**What to do:**
Lift out all lines below that contain "engineers".

[Stored records]

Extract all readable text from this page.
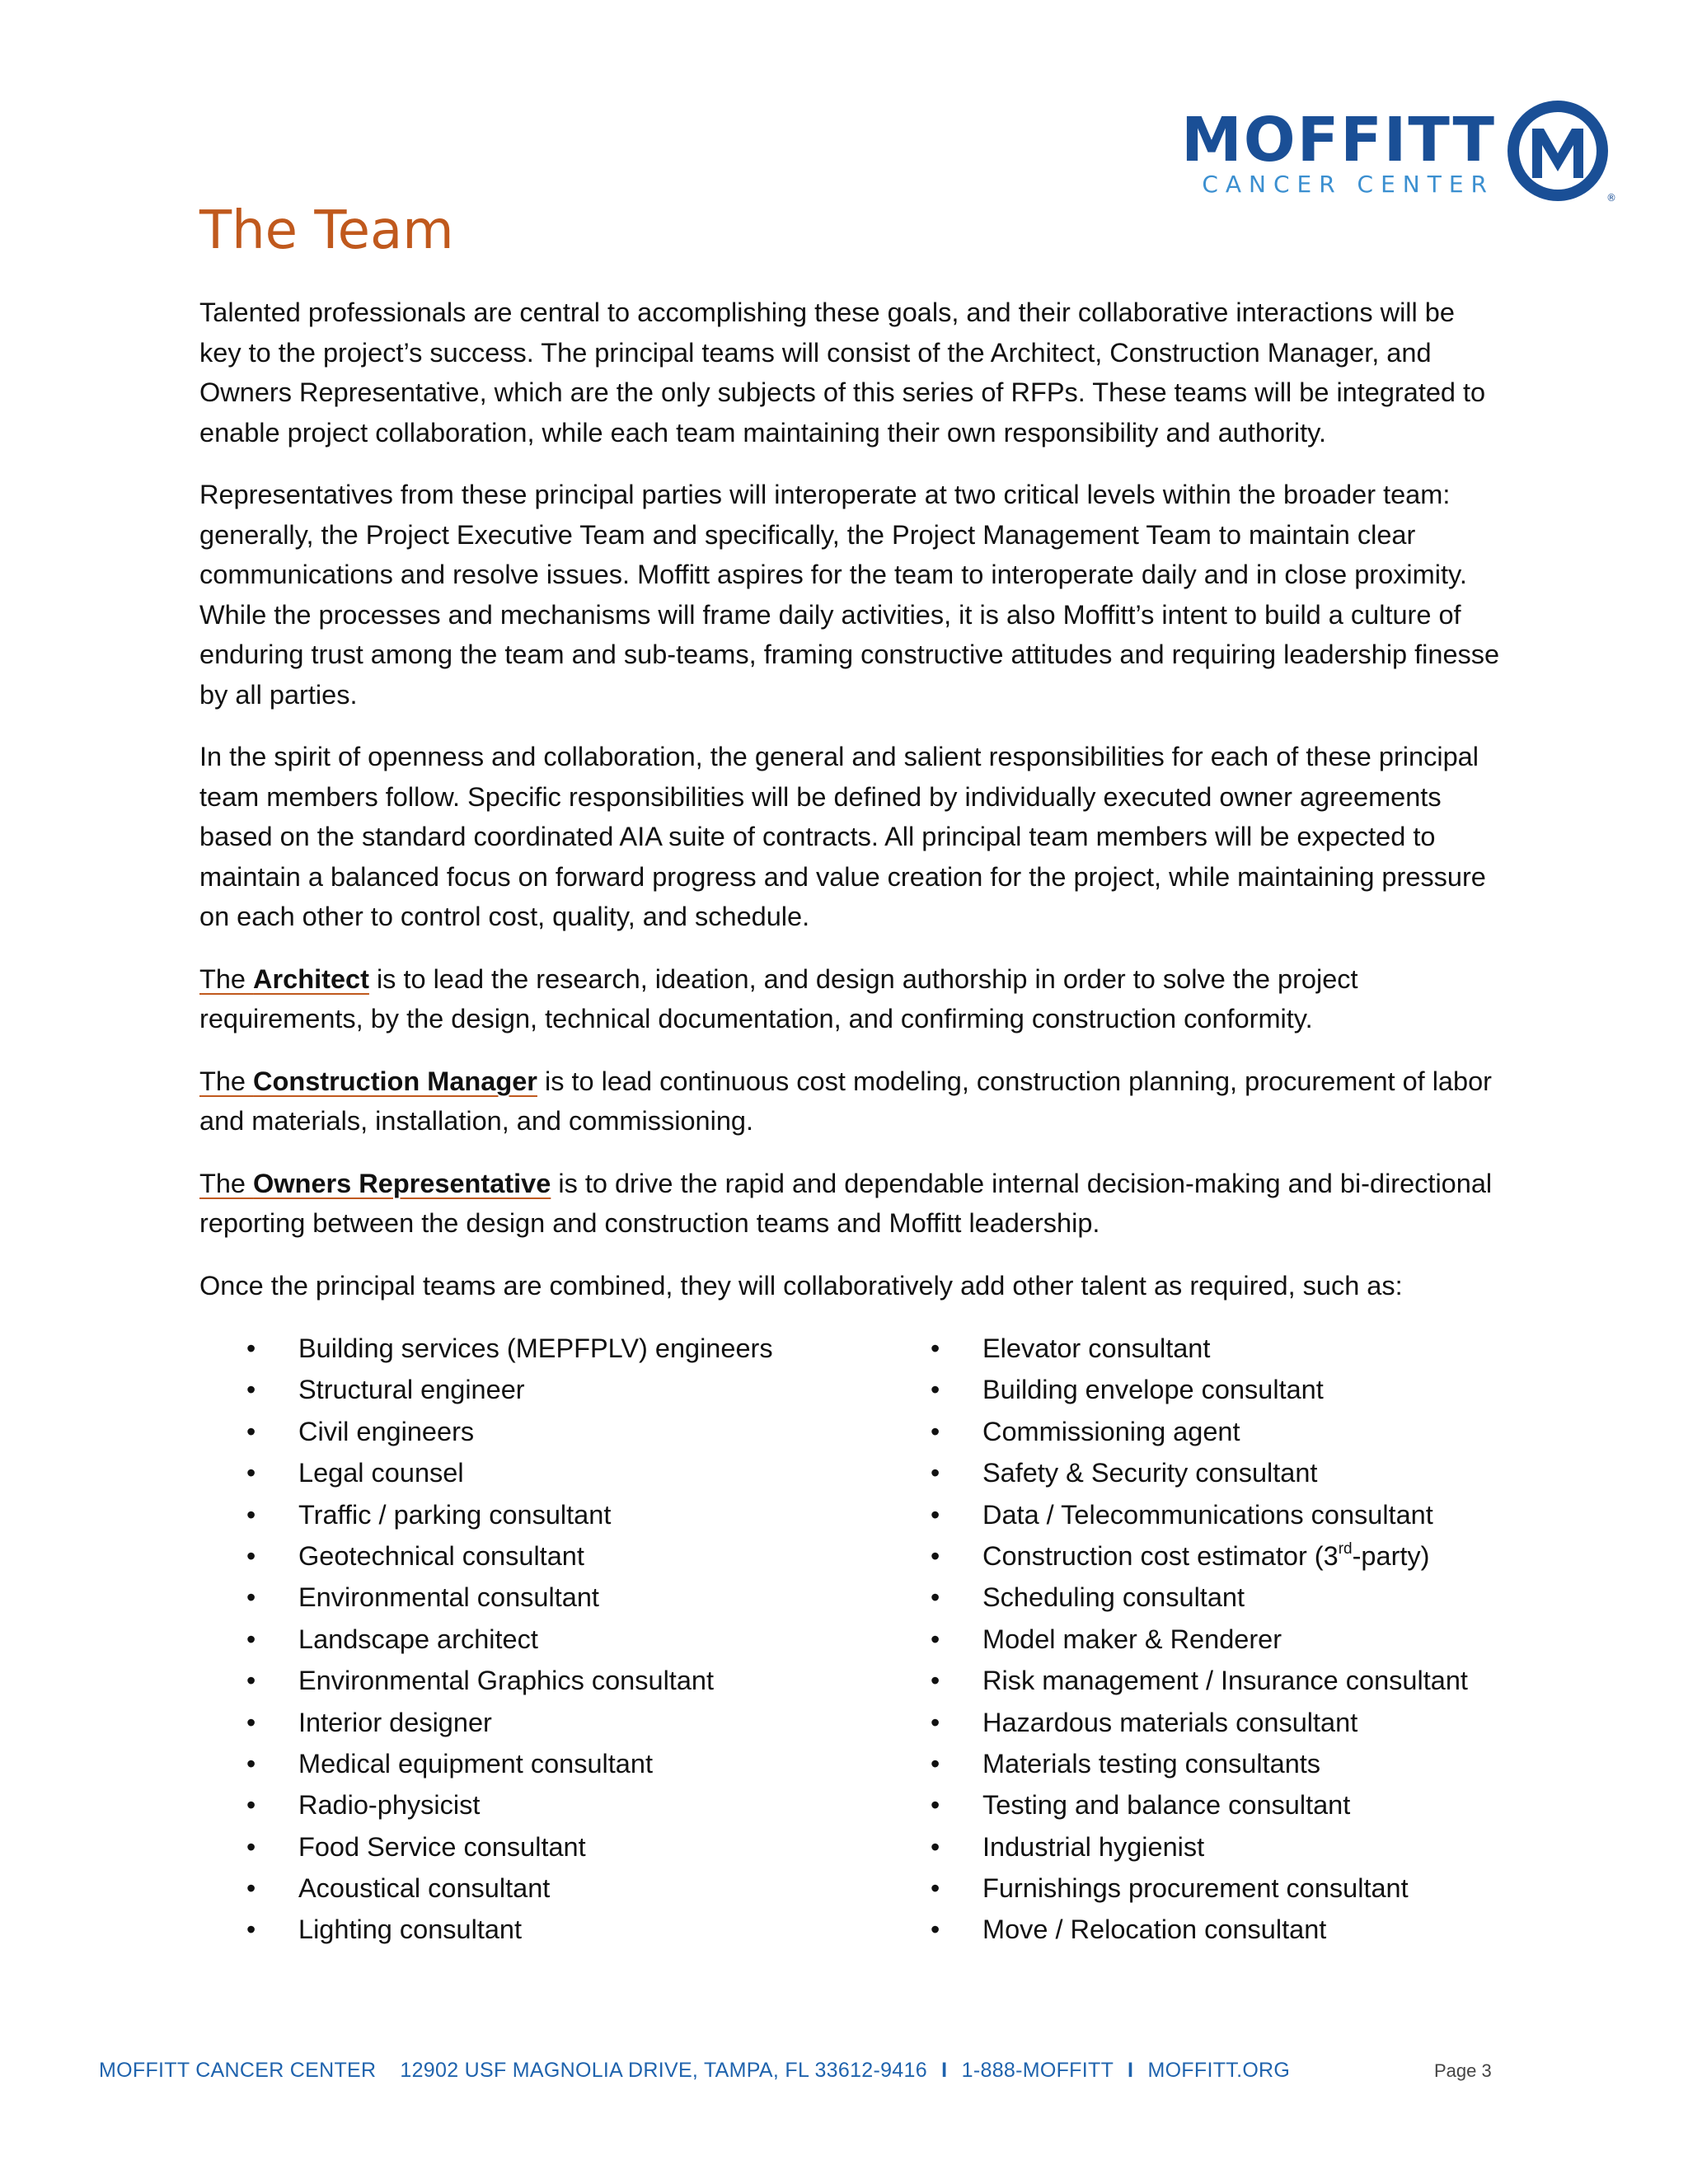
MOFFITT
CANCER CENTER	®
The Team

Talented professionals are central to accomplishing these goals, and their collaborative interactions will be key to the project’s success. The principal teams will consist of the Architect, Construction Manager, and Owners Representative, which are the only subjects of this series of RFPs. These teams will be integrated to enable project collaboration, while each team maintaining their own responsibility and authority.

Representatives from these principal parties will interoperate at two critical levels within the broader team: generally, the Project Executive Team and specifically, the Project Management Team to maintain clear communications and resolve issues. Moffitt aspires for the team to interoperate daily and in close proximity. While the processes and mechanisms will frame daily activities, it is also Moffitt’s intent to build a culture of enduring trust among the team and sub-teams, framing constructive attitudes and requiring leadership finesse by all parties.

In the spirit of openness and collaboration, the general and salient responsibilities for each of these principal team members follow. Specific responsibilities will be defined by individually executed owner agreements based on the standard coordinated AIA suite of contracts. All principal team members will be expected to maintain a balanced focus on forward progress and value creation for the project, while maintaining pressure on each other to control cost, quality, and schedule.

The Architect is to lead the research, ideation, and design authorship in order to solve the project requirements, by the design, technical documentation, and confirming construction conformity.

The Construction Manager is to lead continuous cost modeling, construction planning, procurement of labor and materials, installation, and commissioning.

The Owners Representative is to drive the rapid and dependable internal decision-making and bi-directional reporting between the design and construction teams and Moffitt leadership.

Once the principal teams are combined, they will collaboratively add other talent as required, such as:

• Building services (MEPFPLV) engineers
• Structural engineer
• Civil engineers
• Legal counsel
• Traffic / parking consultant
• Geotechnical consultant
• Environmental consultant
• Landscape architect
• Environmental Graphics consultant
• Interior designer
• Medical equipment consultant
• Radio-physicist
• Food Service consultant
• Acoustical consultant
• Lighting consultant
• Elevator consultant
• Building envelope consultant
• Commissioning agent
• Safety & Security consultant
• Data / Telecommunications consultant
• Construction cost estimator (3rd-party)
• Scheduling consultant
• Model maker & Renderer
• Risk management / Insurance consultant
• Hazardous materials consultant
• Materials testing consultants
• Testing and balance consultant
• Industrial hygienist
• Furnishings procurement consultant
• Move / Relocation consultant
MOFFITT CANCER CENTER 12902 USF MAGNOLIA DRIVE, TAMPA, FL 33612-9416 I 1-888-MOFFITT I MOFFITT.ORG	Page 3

---

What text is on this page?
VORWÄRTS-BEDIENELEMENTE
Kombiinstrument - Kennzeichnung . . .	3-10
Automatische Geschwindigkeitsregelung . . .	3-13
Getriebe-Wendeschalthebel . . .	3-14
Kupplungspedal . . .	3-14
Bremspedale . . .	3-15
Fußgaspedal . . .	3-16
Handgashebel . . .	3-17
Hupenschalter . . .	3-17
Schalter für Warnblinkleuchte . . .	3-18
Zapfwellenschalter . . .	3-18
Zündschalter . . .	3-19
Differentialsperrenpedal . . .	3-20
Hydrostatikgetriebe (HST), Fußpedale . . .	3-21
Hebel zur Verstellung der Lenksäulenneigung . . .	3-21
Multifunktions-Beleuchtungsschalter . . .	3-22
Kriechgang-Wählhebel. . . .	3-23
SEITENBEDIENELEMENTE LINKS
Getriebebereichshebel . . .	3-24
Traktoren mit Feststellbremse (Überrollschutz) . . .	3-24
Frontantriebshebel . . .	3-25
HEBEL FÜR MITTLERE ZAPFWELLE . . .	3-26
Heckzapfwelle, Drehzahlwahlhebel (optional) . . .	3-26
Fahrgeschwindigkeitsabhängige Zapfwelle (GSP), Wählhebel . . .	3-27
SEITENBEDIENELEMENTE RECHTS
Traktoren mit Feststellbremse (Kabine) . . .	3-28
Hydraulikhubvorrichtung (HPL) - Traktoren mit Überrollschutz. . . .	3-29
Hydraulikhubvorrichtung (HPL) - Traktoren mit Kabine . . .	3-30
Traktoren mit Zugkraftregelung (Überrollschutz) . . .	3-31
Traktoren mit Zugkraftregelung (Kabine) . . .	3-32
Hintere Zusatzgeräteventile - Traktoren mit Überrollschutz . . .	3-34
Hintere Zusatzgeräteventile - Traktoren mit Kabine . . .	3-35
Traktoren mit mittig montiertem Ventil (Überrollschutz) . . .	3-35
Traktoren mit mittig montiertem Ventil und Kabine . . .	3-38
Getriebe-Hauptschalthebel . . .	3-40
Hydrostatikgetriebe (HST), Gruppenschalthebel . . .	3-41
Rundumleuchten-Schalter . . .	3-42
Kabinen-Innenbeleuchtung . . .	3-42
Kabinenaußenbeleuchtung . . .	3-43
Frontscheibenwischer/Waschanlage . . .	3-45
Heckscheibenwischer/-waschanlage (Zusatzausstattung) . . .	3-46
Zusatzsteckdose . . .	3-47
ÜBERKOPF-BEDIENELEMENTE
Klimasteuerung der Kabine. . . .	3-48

**Response to this exercise:**
• Building services (MEPFPLV) engineers
• Civil engineers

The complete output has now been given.